:: Task A ::
Translate this sentence from the South Sudan passage into Spanish: "Every single civilian is going through that crisis."
:: Task B ::
According to the South Sudan passage, over what period did pro-government forces kill as many as 129 children in May?
:: Task C ::
Carry on writing the South Sudan passage, starting after its last sentence.

South Sudan government soldiers in the Unity state. Photograph: Jason Patinkin/AP

In May this year, pro-government forces killed as many as 129 children in the state over a three-week period. Survivors said boys were castrated and left to bleed to death, girls as young as eight were gang-raped, and others were thrown alive into burning buildings.

Buth said the situation in Leer county, the home of the former vice president-turned opposition leader, Riek Machar, was particularly dire:

“If you’re a civilian in Leer county, the odds are that you’ve lost a relative who was either killed or abducted or raped; you’ve been burned out of your village at least once; you’ve been displaced multiple times in the course of the past two years; your cattle have been looted and your few belongings have been stolen; you’ve been hiding in the swamps for months and your children are sick with malnutrition or some other preventable diseases, and you don’t know where to get your next day’s food from. Every single civilian is going through that crisis.”

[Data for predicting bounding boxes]
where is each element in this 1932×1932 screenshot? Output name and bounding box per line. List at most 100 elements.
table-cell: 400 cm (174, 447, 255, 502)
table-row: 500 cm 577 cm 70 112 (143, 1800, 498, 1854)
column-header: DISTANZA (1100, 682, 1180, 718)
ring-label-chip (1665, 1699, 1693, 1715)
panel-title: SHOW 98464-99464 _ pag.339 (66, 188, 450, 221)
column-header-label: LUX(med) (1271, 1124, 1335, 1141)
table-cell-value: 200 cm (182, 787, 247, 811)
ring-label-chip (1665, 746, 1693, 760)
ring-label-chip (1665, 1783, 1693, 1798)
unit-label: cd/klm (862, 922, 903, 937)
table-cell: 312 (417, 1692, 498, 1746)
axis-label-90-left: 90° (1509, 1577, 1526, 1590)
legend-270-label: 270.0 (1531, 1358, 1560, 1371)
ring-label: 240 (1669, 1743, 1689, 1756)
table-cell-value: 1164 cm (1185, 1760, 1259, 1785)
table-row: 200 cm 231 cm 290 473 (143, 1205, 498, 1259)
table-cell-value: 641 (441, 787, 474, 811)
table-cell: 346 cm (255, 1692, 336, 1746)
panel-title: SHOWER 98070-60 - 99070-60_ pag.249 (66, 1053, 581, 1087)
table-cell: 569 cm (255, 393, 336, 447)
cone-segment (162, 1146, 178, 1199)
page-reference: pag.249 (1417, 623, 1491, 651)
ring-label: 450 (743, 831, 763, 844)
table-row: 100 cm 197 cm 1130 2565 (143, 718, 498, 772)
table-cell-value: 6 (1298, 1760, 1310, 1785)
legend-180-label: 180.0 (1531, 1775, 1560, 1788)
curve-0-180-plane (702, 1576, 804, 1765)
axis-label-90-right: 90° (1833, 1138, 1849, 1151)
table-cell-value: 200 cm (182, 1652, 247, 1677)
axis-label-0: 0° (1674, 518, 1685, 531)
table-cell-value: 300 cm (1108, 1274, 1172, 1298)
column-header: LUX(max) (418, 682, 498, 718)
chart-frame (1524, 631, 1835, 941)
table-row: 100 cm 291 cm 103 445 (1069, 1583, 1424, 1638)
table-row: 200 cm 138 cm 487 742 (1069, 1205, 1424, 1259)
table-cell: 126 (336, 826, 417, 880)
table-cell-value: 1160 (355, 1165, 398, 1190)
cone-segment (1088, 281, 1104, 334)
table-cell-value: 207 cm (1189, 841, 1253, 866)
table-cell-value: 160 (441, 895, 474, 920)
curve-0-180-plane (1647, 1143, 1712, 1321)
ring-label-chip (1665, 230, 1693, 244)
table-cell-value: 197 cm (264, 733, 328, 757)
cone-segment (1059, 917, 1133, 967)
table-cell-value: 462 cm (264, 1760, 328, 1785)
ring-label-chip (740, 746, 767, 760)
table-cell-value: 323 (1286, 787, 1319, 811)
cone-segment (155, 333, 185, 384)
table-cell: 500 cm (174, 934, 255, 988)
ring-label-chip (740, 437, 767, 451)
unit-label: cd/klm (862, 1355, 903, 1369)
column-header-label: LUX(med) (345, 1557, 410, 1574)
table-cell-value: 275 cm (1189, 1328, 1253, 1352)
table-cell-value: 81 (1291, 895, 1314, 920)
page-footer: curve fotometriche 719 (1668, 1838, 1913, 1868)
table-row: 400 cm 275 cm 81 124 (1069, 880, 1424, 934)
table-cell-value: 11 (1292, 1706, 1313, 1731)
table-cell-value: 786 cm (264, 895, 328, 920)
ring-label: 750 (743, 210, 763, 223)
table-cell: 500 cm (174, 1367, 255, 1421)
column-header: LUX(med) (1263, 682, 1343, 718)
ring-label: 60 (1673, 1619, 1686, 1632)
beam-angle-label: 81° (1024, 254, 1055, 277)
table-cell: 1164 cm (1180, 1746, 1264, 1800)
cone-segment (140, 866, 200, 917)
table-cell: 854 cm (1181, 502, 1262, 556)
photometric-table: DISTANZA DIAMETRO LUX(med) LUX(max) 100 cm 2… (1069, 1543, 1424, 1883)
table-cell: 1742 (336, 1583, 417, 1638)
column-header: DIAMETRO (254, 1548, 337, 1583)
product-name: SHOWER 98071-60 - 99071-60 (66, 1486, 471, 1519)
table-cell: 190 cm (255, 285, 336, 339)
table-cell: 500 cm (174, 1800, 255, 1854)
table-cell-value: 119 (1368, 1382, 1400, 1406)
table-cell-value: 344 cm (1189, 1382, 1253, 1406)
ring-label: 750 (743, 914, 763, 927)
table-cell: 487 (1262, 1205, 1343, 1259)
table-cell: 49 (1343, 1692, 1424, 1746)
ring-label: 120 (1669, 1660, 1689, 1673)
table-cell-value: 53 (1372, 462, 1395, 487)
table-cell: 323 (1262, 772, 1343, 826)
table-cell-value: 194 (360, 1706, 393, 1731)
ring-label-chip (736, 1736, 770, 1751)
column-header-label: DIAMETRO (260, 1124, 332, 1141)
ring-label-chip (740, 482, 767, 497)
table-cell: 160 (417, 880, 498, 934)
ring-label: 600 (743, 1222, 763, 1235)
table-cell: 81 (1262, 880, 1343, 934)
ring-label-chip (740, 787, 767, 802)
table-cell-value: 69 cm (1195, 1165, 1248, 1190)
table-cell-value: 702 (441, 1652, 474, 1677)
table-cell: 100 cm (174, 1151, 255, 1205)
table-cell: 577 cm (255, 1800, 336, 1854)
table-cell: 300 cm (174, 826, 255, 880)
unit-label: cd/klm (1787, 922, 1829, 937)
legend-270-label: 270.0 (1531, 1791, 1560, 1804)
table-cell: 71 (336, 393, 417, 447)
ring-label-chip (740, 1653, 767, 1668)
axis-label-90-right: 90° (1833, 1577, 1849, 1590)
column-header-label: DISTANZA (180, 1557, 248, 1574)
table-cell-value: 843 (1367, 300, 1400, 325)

:: Output A ::
Todos y cada uno de los civiles están pasando por esa crisis.

:: Output B ::
Over a three-week period.

:: Output C ::
He added: “We have had systematic, ongoing attacks against the civilian population for months and months and months but no action – and that’s shocking.”

MSF’s hospital in Leer has been targeted repeatedly and looted over the past two years, and its staff forced to evacuate in January last year and in May and October this year.

Although MSF and other NGOs have managed to regain access to Leer and cross the frontlines in recent weeks, Buth said they are simply unable to reach those most in danger and most in need.

“We’re seeing continuing abuses and violence against civilians and a situation that is too insecure to enable proper and sustained assistance,” said Buth. “It is not for us to determine how to fix the situation, but it is very, very frustrating to sit on the sidelines and watch it.”

Unmiss, which currently comprises 11,350 troops and almost a thousand police officers from dozens of countries, is mandated “to protect civilians under threat of physical violence, irrespective of the source of such violence, within its capacity and areas of deployment” and to deter violence against civilians “through proactive deployment [and ] active patrolling”.

A spokeswoman for Unmiss said the mission shared “the deep concerns” over the situation in southern Unity, but added: “We underscore that the responsibility to protect civilians is primarily the responsibility of the host government, and the warring parties are directly responsible for their actions in violation of international human rights and humanitarian law. However, the mission rejects the allegation by MSF of a complete and utter protection failure on the part of Unmiss.”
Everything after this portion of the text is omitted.